[Written instruction]:
Transcribe the lines word for word, starting with the very first one and going on through the line that contains "legend-swatch — [583, 475, 600, 491]", including that line.

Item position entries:
▶
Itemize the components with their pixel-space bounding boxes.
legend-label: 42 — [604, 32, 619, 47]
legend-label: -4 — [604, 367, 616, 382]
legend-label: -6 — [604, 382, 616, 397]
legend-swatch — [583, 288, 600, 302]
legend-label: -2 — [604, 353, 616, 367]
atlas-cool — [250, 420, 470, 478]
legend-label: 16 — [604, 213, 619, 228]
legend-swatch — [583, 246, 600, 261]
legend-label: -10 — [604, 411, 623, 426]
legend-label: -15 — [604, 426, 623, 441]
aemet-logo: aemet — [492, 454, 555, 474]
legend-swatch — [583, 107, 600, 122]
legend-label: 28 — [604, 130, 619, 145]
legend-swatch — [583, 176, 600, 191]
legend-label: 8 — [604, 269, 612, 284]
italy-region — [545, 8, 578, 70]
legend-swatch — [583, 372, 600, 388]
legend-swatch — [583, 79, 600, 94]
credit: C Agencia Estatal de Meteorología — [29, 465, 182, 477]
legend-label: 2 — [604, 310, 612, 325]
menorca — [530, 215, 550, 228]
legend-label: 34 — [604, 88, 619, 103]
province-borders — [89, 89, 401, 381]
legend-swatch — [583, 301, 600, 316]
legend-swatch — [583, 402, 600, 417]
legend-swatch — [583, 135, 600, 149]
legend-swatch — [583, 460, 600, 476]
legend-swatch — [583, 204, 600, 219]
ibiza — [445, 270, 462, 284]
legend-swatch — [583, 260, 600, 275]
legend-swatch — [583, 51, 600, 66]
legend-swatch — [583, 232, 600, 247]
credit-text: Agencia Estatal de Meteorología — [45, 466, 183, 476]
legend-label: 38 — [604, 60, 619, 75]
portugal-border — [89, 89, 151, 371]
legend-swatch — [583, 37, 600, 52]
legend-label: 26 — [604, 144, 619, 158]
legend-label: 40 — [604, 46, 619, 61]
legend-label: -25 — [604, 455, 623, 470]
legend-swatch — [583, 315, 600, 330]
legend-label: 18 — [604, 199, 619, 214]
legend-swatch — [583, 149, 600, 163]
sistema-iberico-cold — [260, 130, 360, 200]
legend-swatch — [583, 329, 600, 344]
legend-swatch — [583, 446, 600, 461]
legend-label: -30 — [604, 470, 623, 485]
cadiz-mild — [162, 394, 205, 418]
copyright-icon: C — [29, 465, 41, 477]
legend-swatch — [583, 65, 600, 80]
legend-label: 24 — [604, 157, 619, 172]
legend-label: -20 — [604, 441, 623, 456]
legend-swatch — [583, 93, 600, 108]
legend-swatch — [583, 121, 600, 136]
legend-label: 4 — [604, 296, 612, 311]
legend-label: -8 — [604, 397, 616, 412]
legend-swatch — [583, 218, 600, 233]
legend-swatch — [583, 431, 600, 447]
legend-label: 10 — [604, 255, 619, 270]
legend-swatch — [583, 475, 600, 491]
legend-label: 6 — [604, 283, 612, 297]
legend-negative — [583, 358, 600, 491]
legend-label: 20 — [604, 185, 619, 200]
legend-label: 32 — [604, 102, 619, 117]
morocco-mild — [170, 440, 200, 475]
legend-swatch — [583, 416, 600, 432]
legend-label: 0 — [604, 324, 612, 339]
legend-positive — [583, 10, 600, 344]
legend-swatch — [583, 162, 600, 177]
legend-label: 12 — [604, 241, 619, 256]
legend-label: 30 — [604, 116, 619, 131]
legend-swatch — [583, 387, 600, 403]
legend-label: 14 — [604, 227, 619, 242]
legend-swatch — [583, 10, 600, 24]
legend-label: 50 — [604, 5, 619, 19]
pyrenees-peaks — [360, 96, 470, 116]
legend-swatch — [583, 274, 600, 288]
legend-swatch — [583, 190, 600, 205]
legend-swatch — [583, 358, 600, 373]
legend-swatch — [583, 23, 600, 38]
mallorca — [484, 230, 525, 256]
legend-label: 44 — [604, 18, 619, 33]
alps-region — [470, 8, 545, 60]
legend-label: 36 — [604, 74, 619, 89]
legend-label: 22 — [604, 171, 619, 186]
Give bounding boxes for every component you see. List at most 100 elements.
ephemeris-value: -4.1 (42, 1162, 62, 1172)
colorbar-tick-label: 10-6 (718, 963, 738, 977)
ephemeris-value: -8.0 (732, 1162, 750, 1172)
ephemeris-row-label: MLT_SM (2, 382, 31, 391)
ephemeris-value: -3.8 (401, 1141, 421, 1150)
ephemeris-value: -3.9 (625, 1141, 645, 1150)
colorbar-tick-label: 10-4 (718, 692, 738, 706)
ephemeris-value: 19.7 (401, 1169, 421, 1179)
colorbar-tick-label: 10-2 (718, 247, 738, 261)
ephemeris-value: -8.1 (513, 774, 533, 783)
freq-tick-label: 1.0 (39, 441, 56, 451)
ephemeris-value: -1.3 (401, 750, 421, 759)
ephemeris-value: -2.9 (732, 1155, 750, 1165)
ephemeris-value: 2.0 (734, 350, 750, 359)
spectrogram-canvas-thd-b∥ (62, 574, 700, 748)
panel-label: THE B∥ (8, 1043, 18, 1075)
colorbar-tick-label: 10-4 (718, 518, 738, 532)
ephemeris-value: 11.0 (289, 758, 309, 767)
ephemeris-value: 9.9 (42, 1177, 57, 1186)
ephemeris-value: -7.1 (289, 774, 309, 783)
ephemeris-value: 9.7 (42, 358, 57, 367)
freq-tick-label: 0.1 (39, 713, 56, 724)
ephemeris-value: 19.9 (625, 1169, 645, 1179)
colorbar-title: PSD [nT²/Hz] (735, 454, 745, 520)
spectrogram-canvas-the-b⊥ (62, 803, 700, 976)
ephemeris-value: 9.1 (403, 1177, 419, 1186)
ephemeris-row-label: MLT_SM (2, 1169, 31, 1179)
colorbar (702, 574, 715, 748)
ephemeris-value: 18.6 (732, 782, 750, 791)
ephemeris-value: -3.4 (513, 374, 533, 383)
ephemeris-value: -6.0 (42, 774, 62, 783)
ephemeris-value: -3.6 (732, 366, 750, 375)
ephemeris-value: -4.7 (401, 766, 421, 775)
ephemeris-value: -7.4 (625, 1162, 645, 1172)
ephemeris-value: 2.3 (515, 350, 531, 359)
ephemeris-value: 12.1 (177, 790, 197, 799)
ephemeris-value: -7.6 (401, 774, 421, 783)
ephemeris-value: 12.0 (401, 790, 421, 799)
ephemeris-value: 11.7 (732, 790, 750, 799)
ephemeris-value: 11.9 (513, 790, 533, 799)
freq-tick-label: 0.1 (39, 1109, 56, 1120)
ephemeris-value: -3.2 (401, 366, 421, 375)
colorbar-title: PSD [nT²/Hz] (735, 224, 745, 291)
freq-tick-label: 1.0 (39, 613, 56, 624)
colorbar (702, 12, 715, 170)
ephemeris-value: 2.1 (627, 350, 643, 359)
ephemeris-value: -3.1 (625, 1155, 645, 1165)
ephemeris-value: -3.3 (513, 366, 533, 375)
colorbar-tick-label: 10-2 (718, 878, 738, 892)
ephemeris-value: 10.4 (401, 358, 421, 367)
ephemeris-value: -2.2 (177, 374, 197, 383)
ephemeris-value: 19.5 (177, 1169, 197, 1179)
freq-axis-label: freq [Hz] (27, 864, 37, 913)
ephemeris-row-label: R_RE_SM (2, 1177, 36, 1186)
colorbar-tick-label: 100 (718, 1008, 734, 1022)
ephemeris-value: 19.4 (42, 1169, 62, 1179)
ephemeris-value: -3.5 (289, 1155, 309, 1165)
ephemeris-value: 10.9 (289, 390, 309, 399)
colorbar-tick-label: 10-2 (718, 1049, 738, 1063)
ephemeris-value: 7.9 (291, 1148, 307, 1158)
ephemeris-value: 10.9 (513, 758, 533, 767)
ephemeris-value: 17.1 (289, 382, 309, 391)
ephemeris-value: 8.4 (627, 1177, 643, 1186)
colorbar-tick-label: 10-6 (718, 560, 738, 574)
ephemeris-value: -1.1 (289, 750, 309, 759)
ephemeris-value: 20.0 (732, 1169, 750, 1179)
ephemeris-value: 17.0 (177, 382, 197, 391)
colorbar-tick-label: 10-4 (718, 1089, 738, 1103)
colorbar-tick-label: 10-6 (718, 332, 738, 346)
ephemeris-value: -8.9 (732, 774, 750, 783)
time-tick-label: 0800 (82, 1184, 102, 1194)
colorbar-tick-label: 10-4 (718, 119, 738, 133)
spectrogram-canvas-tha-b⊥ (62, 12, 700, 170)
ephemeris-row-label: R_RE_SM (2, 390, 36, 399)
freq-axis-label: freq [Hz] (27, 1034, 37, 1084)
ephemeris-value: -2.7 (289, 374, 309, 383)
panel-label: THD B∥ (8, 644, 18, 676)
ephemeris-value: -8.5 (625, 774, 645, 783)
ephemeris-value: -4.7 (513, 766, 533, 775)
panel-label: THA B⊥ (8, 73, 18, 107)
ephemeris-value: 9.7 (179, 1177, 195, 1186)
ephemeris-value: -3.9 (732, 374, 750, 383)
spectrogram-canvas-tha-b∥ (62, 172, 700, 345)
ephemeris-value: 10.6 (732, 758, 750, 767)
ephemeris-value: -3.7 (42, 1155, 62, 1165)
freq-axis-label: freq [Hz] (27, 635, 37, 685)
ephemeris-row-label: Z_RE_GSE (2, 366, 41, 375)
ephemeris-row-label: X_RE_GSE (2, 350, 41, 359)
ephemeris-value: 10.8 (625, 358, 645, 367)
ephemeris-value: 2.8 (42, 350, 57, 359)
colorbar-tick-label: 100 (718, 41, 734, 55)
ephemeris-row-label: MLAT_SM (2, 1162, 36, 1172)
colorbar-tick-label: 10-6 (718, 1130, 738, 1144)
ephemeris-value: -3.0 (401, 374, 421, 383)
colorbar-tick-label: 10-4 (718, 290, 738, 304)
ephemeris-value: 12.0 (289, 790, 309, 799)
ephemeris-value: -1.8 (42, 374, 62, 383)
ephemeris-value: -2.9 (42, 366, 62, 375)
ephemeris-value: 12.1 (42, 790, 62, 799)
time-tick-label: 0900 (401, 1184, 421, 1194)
◀
[Response]:
Itemize the components with their pixel-space bounding boxes.
legend-label: 42 — [604, 32, 619, 47]
legend-label: -4 — [604, 367, 616, 382]
legend-label: -6 — [604, 382, 616, 397]
legend-swatch — [583, 288, 600, 302]
legend-label: -2 — [604, 353, 616, 367]
atlas-cool — [250, 420, 470, 478]
legend-label: 16 — [604, 213, 619, 228]
legend-swatch — [583, 246, 600, 261]
legend-label: -10 — [604, 411, 623, 426]
legend-label: -15 — [604, 426, 623, 441]
aemet-logo: aemet — [492, 454, 555, 474]
legend-swatch — [583, 107, 600, 122]
legend-label: 28 — [604, 130, 619, 145]
legend-swatch — [583, 176, 600, 191]
legend-label: 8 — [604, 269, 612, 284]
italy-region — [545, 8, 578, 70]
legend-swatch — [583, 372, 600, 388]
legend-swatch — [583, 79, 600, 94]
credit: C Agencia Estatal de Meteorología — [29, 465, 182, 477]
legend-label: 2 — [604, 310, 612, 325]
menorca — [530, 215, 550, 228]
legend-label: 34 — [604, 88, 619, 103]
province-borders — [89, 89, 401, 381]
legend-swatch — [583, 301, 600, 316]
legend-swatch — [583, 402, 600, 417]
legend-swatch — [583, 135, 600, 149]
legend-swatch — [583, 460, 600, 476]
legend-swatch — [583, 204, 600, 219]
ibiza — [445, 270, 462, 284]
legend-swatch — [583, 260, 600, 275]
legend-swatch — [583, 51, 600, 66]
legend-swatch — [583, 232, 600, 247]
credit-text: Agencia Estatal de Meteorología — [45, 466, 183, 476]
legend-label: 38 — [604, 60, 619, 75]
portugal-border — [89, 89, 151, 371]
legend-swatch — [583, 37, 600, 52]
legend-label: 26 — [604, 144, 619, 158]
legend-label: 40 — [604, 46, 619, 61]
legend-label: -25 — [604, 455, 623, 470]
legend-swatch — [583, 315, 600, 330]
legend-label: 18 — [604, 199, 619, 214]
legend-swatch — [583, 149, 600, 163]
sistema-iberico-cold — [260, 130, 360, 200]
legend-swatch — [583, 329, 600, 344]
legend-swatch — [583, 446, 600, 461]
legend-label: -30 — [604, 470, 623, 485]
cadiz-mild — [162, 394, 205, 418]
copyright-icon: C — [29, 465, 41, 477]
legend-swatch — [583, 65, 600, 80]
legend-label: 24 — [604, 157, 619, 172]
legend-label: -20 — [604, 441, 623, 456]
legend-swatch — [583, 93, 600, 108]
legend-swatch — [583, 121, 600, 136]
legend-label: 4 — [604, 296, 612, 311]
legend-label: -8 — [604, 397, 616, 412]
legend-swatch — [583, 218, 600, 233]
legend-swatch — [583, 431, 600, 447]
legend-label: 10 — [604, 255, 619, 270]
legend-swatch — [583, 475, 600, 491]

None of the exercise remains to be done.